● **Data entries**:

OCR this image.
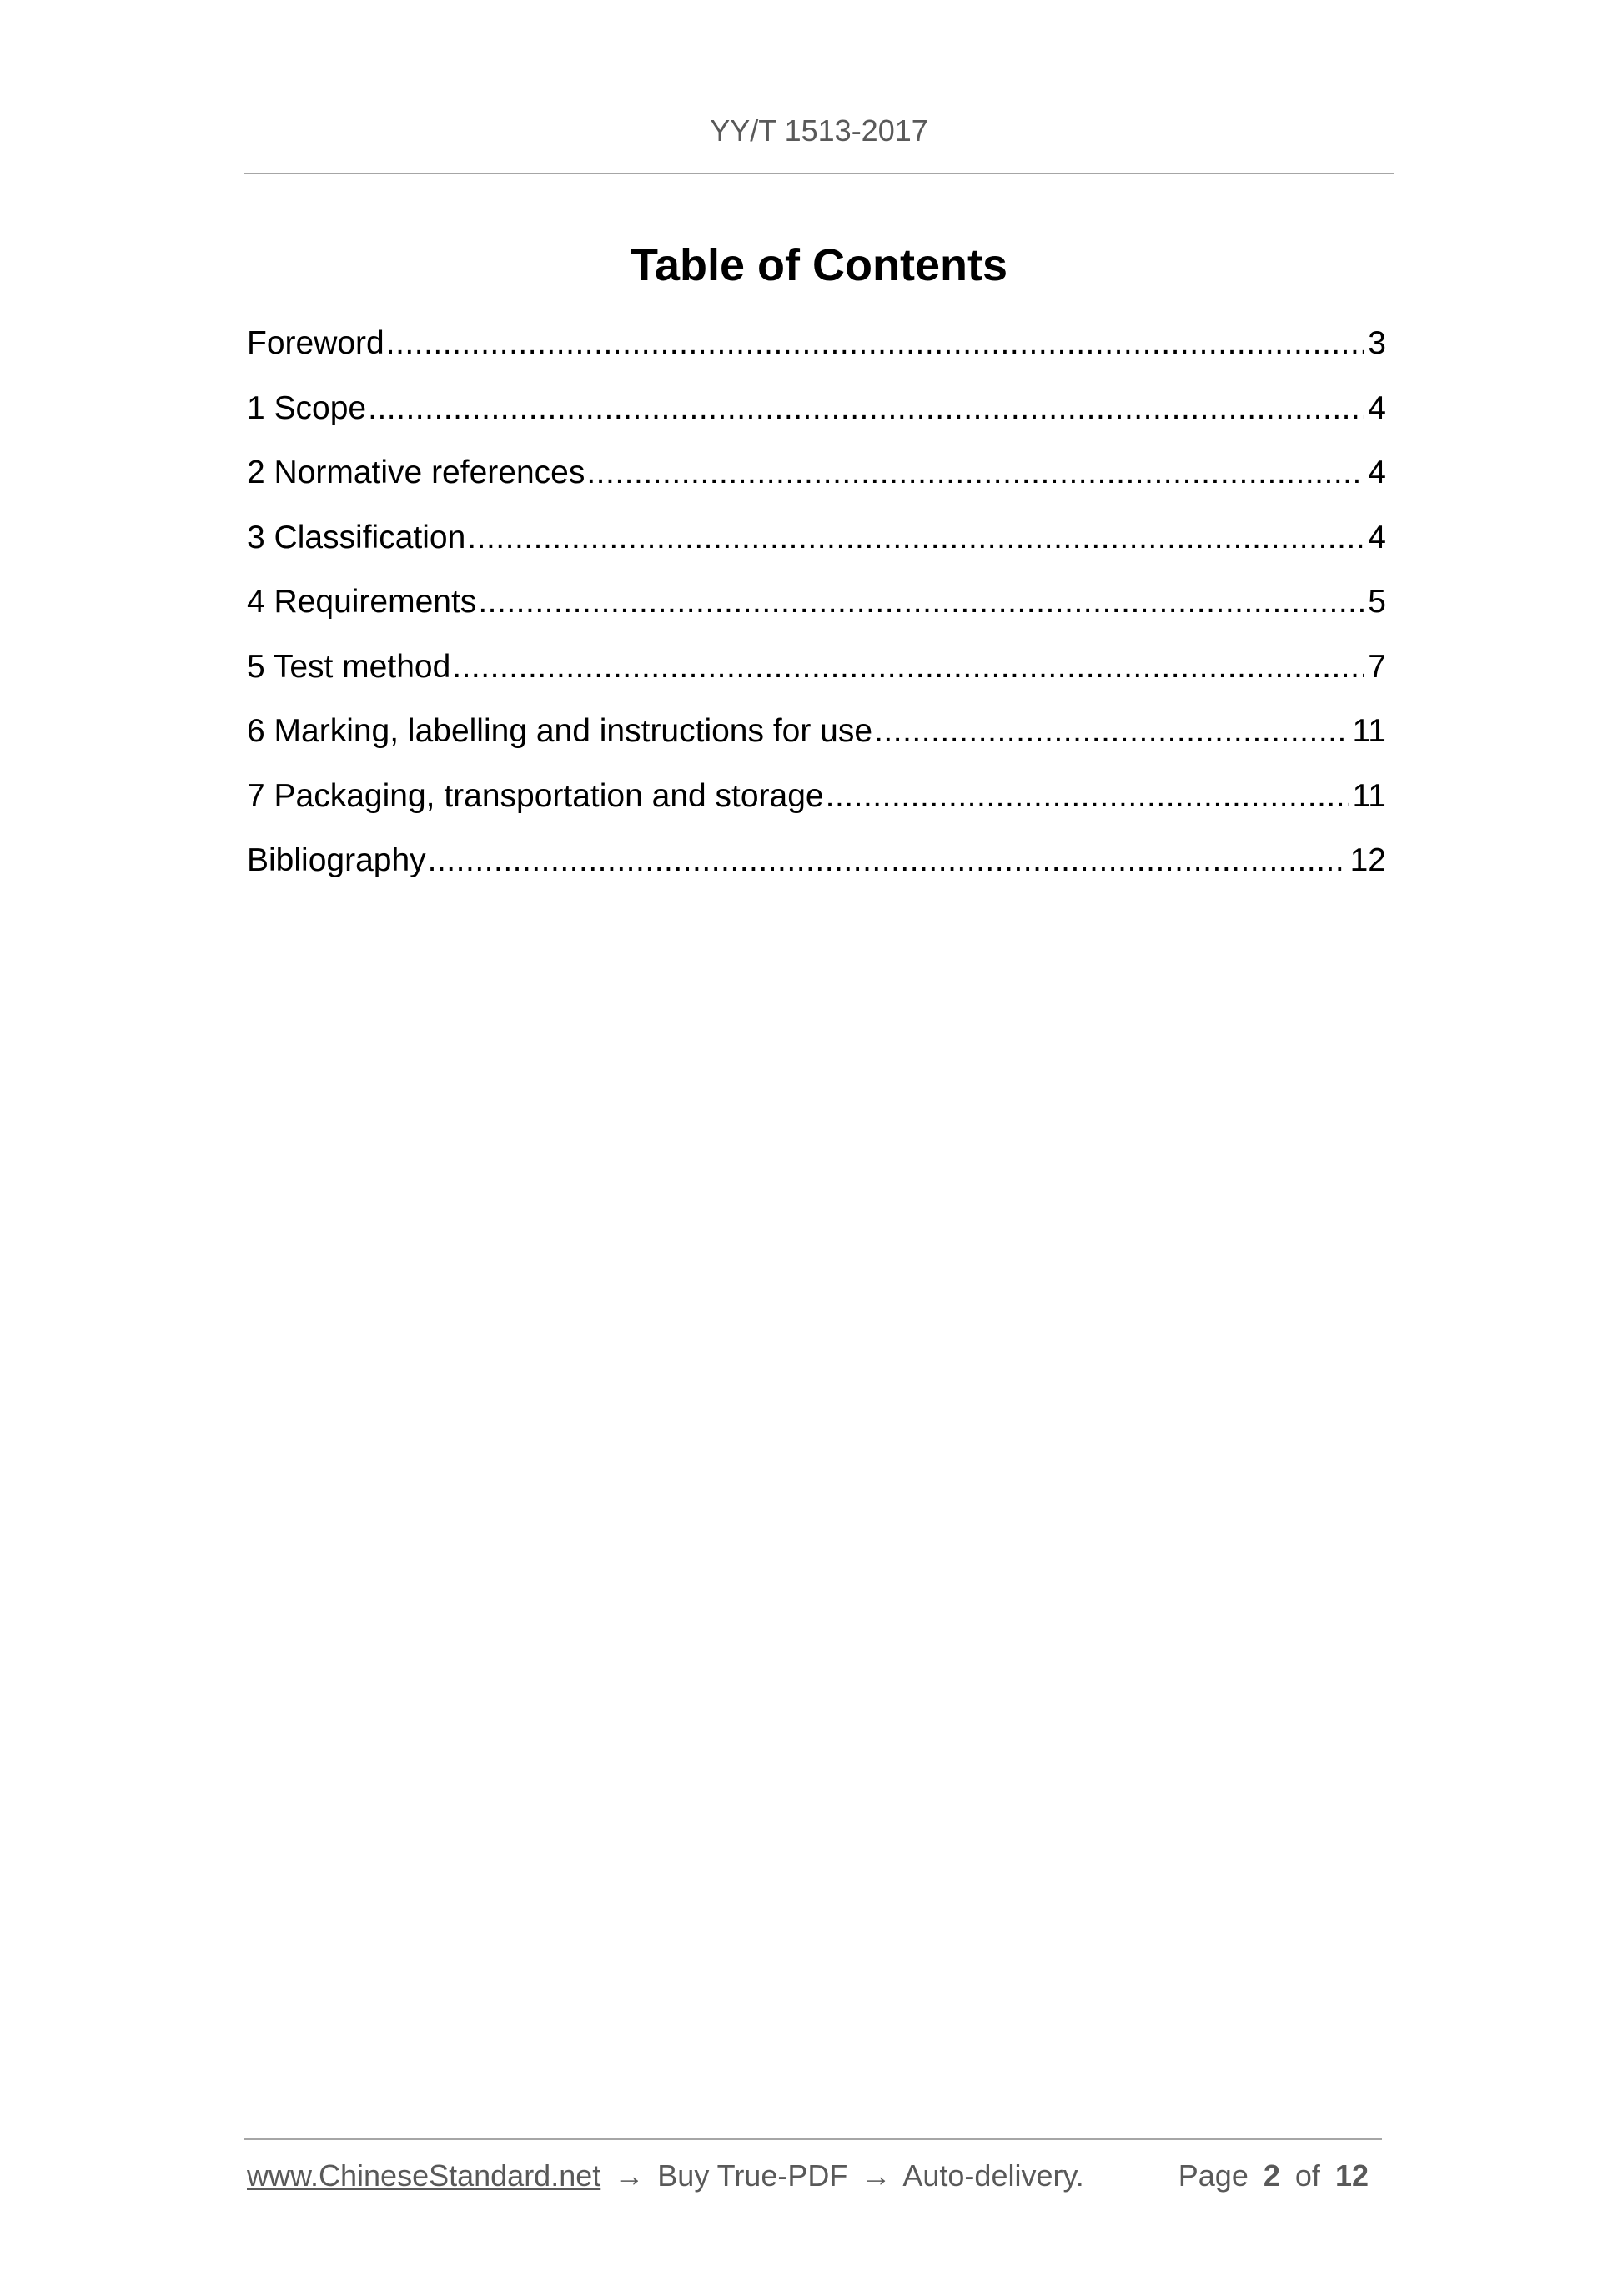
YY/T 1513-2017
Table of Contents
Foreword .....	3
1 Scope .....	4
2 Normative references .....	4
3 Classification .....	4
4 Requirements .....	5
5 Test method .....	7
6 Marking, labelling and instructions for use .....	11
7 Packaging, transportation and storage .....	11
Bibliography .....	12
www.ChineseStandard.net → Buy True-PDF → Auto-delivery.	Page 2 of 12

● **What you have to do**: Omit each picture, then return all of the listing exactly as it stands.

● **Right answer**:
OCR this image.
YY/T 1513-2017
Table of Contents
Foreword .....	3
1 Scope .....	4
2 Normative references .....	4
3 Classification .....	4
4 Requirements .....	5
5 Test method .....	7
6 Marking, labelling and instructions for use .....	11
7 Packaging, transportation and storage .....	11
Bibliography .....	12
www.ChineseStandard.net → Buy True-PDF → Auto-delivery.	Page 2 of 12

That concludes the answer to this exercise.